__INSTRUCTIONS TO FOLLOW__. Please print all of the material below, word for word.

__DATA FOR PROCESSING__.
__________________________________________________

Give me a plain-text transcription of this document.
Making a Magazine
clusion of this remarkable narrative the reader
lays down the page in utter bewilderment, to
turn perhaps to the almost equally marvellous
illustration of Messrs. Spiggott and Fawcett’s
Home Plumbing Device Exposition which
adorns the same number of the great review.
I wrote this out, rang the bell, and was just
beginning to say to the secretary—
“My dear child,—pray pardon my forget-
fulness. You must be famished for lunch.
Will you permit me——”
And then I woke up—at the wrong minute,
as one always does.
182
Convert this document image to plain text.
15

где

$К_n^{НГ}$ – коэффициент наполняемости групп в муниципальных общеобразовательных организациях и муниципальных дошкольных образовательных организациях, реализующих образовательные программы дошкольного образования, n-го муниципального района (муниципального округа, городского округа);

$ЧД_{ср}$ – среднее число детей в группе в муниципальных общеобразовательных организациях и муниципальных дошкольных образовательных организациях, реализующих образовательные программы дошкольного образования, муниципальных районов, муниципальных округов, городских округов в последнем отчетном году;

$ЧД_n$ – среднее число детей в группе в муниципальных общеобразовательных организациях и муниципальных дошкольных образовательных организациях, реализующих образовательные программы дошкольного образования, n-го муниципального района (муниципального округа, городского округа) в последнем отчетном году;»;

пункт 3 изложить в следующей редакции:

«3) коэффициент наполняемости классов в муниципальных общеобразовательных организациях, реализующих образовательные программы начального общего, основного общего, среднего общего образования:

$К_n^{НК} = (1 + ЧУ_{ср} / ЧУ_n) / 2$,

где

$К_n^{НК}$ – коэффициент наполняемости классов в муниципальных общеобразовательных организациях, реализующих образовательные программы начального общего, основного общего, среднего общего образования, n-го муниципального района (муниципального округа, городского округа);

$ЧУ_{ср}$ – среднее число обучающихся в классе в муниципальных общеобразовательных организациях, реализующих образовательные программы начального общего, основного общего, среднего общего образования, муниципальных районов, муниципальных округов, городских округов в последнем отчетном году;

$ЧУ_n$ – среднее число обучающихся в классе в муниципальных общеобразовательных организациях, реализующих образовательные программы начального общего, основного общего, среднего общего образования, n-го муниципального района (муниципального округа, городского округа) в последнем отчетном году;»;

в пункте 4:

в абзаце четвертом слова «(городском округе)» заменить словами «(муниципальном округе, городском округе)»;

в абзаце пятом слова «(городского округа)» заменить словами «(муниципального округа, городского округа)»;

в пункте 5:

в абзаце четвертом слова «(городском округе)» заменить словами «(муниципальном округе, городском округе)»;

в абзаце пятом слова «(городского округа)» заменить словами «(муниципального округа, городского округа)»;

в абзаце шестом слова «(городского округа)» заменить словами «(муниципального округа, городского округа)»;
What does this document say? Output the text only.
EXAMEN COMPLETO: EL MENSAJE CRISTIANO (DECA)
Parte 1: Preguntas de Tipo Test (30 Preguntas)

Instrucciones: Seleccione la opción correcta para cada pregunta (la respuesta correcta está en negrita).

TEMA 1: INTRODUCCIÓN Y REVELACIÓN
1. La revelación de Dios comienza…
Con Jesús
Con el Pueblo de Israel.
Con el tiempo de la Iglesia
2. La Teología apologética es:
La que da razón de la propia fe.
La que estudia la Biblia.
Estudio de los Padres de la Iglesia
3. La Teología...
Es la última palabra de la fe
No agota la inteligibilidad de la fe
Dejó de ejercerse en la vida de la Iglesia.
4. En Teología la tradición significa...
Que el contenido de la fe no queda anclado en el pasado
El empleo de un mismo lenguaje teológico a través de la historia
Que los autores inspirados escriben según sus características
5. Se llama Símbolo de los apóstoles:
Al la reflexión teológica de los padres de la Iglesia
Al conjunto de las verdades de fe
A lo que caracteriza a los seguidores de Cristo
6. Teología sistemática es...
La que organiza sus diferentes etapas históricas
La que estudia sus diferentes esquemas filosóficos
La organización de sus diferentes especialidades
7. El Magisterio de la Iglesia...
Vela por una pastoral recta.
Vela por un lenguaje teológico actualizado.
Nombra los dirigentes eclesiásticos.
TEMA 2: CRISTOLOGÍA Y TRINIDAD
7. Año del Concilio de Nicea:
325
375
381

__________________________________________________

__TASK RESULT__.
Give me a plain-text transcription of this document.
Making a Magazine
clusion of this remarkable narrative the reader
lays down the page in utter bewilderment, to
turn perhaps to the almost equally marvellous
illustration of Messrs. Spiggott and Fawcett’s
Home Plumbing Device Exposition which
adorns the same number of the great review.
I wrote this out, rang the bell, and was just
beginning to say to the secretary—
“My dear child,—pray pardon my forget-
fulness. You must be famished for lunch.
Will you permit me——”
And then I woke up—at the wrong minute,
as one always does.
182
Convert this document image to plain text.
15

где

$К_n^{НГ}$ – коэффициент наполняемости групп в муниципальных общеобразовательных организациях и муниципальных дошкольных образовательных организациях, реализующих образовательные программы дошкольного образования, n-го муниципального района (муниципального округа, городского округа);

$ЧД_{ср}$ – среднее число детей в группе в муниципальных общеобразовательных организациях и муниципальных дошкольных образовательных организациях, реализующих образовательные программы дошкольного образования, муниципальных районов, муниципальных округов, городских округов в последнем отчетном году;

$ЧД_n$ – среднее число детей в группе в муниципальных общеобразовательных организациях и муниципальных дошкольных образовательных организациях, реализующих образовательные программы дошкольного образования, n-го муниципального района (муниципального округа, городского округа) в последнем отчетном году;»;

пункт 3 изложить в следующей редакции:

«3) коэффициент наполняемости классов в муниципальных общеобразовательных организациях, реализующих образовательные программы начального общего, основного общего, среднего общего образования:

$К_n^{НК} = (1 + ЧУ_{ср} / ЧУ_n) / 2$,

где

$К_n^{НК}$ – коэффициент наполняемости классов в муниципальных общеобразовательных организациях, реализующих образовательные программы начального общего, основного общего, среднего общего образования, n-го муниципального района (муниципального округа, городского округа);

$ЧУ_{ср}$ – среднее число обучающихся в классе в муниципальных общеобразовательных организациях, реализующих образовательные программы начального общего, основного общего, среднего общего образования, муниципальных районов, муниципальных округов, городских округов в последнем отчетном году;

$ЧУ_n$ – среднее число обучающихся в классе в муниципальных общеобразовательных организациях, реализующих образовательные программы начального общего, основного общего, среднего общего образования, n-го муниципального района (муниципального округа, городского округа) в последнем отчетном году;»;

в пункте 4:

в абзаце четвертом слова «(городском округе)» заменить словами «(муниципальном округе, городском округе)»;

в абзаце пятом слова «(городского округа)» заменить словами «(муниципального округа, городского округа)»;

в пункте 5:

в абзаце четвертом слова «(городском округе)» заменить словами «(муниципальном округе, городском округе)»;

в абзаце пятом слова «(городского округа)» заменить словами «(муниципального округа, городского округа)»;

в абзаце шестом слова «(городского округа)» заменить словами «(муниципального округа, городского округа)»;
What does this document say? Output the text only.
EXAMEN COMPLETO: EL MENSAJE CRISTIANO (DECA)
Parte 1: Preguntas de Tipo Test (30 Preguntas)

Instrucciones: Seleccione la opción correcta para cada pregunta (la respuesta correcta está en negrita).

TEMA 1: INTRODUCCIÓN Y REVELACIÓN
1. La revelación de Dios comienza…
Con Jesús
Con el Pueblo de Israel.
Con el tiempo de la Iglesia
2. La Teología apologética es:
La que da razón de la propia fe.
La que estudia la Biblia.
Estudio de los Padres de la Iglesia
3. La Teología...
Es la última palabra de la fe
No agota la inteligibilidad de la fe
Dejó de ejercerse en la vida de la Iglesia.
4. En Teología la tradición significa...
Que el contenido de la fe no queda anclado en el pasado
El empleo de un mismo lenguaje teológico a través de la historia
Que los autores inspirados escriben según sus características
5. Se llama Símbolo de los apóstoles:
Al la reflexión teológica de los padres de la Iglesia
Al conjunto de las verdades de fe
A lo que caracteriza a los seguidores de Cristo
6. Teología sistemática es...
La que organiza sus diferentes etapas históricas
La que estudia sus diferentes esquemas filosóficos
La organización de sus diferentes especialidades
7. El Magisterio de la Iglesia...
Vela por una pastoral recta.
Vela por un lenguaje teológico actualizado.
Nombra los dirigentes eclesiásticos.
TEMA 2: CRISTOLOGÍA Y TRINIDAD
7. Año del Concilio de Nicea:
325
375
381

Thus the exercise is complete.